(Collected data)
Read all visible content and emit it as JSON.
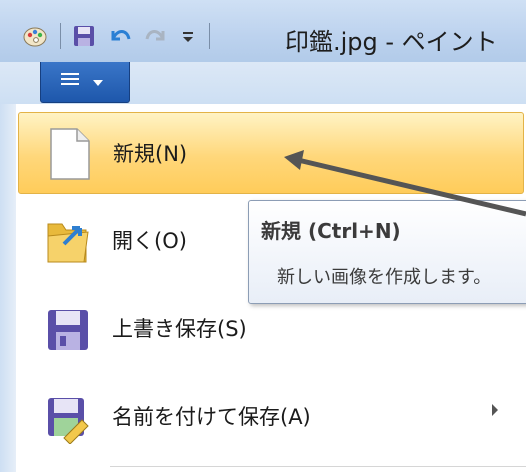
{
  "window": {
    "title": "印鑑.jpg - ペイント"
  },
  "quick_access": {
    "icons": [
      "paint-app-icon",
      "save-icon",
      "undo-icon",
      "redo-icon",
      "customize-dropdown-icon"
    ]
  },
  "file_menu_button": {
    "icon": "menu-list-icon"
  },
  "menu": {
    "items": [
      {
        "label": "新規(N)",
        "icon": "new-document-icon",
        "state": "hover"
      },
      {
        "label": "開く(O)",
        "icon": "open-folder-icon"
      },
      {
        "label": "上書き保存(S)",
        "icon": "save-icon"
      },
      {
        "label": "名前を付けて保存(A)",
        "icon": "save-as-icon",
        "has_submenu": true
      }
    ]
  },
  "tooltip": {
    "title": "新規 (Ctrl+N)",
    "description": "新しい画像を作成します。"
  },
  "colors": {
    "hover_bg": "#ffd77a",
    "file_button": "#2a66bb",
    "titlebar": "#c4d8f0"
  }
}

## EXERCISE INSTRUCTIONS
Search the records for the word "label". Copy every line that has it.

## SOLVED EXERCISE
        "label": "新規(N)",
        "label": "開く(O)",
        "label": "上書き保存(S)",
        "label": "名前を付けて保存(A)",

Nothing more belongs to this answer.